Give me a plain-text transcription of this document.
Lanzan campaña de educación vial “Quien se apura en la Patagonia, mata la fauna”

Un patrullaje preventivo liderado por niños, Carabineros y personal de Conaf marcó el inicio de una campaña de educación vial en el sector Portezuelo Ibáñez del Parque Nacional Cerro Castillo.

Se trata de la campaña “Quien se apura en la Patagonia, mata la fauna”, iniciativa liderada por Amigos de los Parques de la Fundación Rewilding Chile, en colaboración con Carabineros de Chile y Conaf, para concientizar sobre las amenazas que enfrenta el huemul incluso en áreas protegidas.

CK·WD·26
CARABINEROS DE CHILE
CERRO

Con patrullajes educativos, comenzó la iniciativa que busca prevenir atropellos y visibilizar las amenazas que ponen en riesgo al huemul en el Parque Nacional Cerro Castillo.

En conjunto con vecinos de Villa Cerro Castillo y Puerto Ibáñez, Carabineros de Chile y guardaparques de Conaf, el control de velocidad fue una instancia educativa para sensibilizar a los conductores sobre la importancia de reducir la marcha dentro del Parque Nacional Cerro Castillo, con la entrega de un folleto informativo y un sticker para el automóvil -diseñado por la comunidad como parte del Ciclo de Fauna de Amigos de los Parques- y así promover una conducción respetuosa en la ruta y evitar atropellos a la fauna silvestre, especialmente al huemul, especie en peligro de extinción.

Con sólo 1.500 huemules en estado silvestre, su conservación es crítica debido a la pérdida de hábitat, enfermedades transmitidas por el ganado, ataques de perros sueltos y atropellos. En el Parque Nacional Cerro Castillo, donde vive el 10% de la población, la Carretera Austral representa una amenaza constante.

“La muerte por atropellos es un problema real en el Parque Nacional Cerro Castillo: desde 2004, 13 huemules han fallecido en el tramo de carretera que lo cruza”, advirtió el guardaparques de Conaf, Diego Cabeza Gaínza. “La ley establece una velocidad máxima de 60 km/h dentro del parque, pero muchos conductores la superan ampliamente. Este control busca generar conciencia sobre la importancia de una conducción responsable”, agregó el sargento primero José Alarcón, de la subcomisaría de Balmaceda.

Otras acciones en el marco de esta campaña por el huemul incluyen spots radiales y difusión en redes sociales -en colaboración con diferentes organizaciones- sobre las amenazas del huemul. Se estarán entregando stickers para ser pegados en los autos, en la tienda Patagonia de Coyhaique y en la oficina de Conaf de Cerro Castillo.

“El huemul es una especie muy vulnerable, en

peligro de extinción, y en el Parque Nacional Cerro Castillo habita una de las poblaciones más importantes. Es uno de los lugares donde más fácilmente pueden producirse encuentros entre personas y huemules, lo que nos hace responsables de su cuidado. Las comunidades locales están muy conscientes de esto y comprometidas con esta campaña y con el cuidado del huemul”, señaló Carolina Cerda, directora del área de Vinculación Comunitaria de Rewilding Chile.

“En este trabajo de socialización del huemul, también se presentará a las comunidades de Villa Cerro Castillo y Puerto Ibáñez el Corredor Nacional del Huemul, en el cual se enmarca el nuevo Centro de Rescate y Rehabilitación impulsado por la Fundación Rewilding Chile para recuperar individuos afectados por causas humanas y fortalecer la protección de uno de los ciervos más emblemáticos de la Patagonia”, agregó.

* * *

Each line of the listing should be copied exactly.

| Written reply |
Give me a plain-text transcription of this document.
Lanzan campaña de educación vial “Quien se apura en la Patagonia, mata la fauna”

Un patrullaje preventivo liderado por niños, Carabineros y personal de Conaf marcó el inicio de una campaña de educación vial en el sector Portezuelo Ibáñez del Parque Nacional Cerro Castillo.

Se trata de la campaña “Quien se apura en la Patagonia, mata la fauna”, iniciativa liderada por Amigos de los Parques de la Fundación Rewilding Chile, en colaboración con Carabineros de Chile y Conaf, para concientizar sobre las amenazas que enfrenta el huemul incluso en áreas protegidas.

CK·WD·26
CARABINEROS DE CHILE
CERRO

Con patrullajes educativos, comenzó la iniciativa que busca prevenir atropellos y visibilizar las amenazas que ponen en riesgo al huemul en el Parque Nacional Cerro Castillo.

En conjunto con vecinos de Villa Cerro Castillo y Puerto Ibáñez, Carabineros de Chile y guardaparques de Conaf, el control de velocidad fue una instancia educativa para sensibilizar a los conductores sobre la importancia de reducir la marcha dentro del Parque Nacional Cerro Castillo, con la entrega de un folleto informativo y un sticker para el automóvil -diseñado por la comunidad como parte del Ciclo de Fauna de Amigos de los Parques- y así promover una conducción respetuosa en la ruta y evitar atropellos a la fauna silvestre, especialmente al huemul, especie en peligro de extinción.

Con sólo 1.500 huemules en estado silvestre, su conservación es crítica debido a la pérdida de hábitat, enfermedades transmitidas por el ganado, ataques de perros sueltos y atropellos. En el Parque Nacional Cerro Castillo, donde vive el 10% de la población, la Carretera Austral representa una amenaza constante.

“La muerte por atropellos es un problema real en el Parque Nacional Cerro Castillo: desde 2004, 13 huemules han fallecido en el tramo de carretera que lo cruza”, advirtió el guardaparques de Conaf, Diego Cabeza Gaínza. “La ley establece una velocidad máxima de 60 km/h dentro del parque, pero muchos conductores la superan ampliamente. Este control busca generar conciencia sobre la importancia de una conducción responsable”, agregó el sargento primero José Alarcón, de la subcomisaría de Balmaceda.

Otras acciones en el marco de esta campaña por el huemul incluyen spots radiales y difusión en redes sociales -en colaboración con diferentes organizaciones- sobre las amenazas del huemul. Se estarán entregando stickers para ser pegados en los autos, en la tienda Patagonia de Coyhaique y en la oficina de Conaf de Cerro Castillo.

“El huemul es una especie muy vulnerable, en

peligro de extinción, y en el Parque Nacional Cerro Castillo habita una de las poblaciones más importantes. Es uno de los lugares donde más fácilmente pueden producirse encuentros entre personas y huemules, lo que nos hace responsables de su cuidado. Las comunidades locales están muy conscientes de esto y comprometidas con esta campaña y con el cuidado del huemul”, señaló Carolina Cerda, directora del área de Vinculación Comunitaria de Rewilding Chile.

“En este trabajo de socialización del huemul, también se presentará a las comunidades de Villa Cerro Castillo y Puerto Ibáñez el Corredor Nacional del Huemul, en el cual se enmarca el nuevo Centro de Rescate y Rehabilitación impulsado por la Fundación Rewilding Chile para recuperar individuos afectados por causas humanas y fortalecer la protección de uno de los ciervos más emblemáticos de la Patagonia”, agregó.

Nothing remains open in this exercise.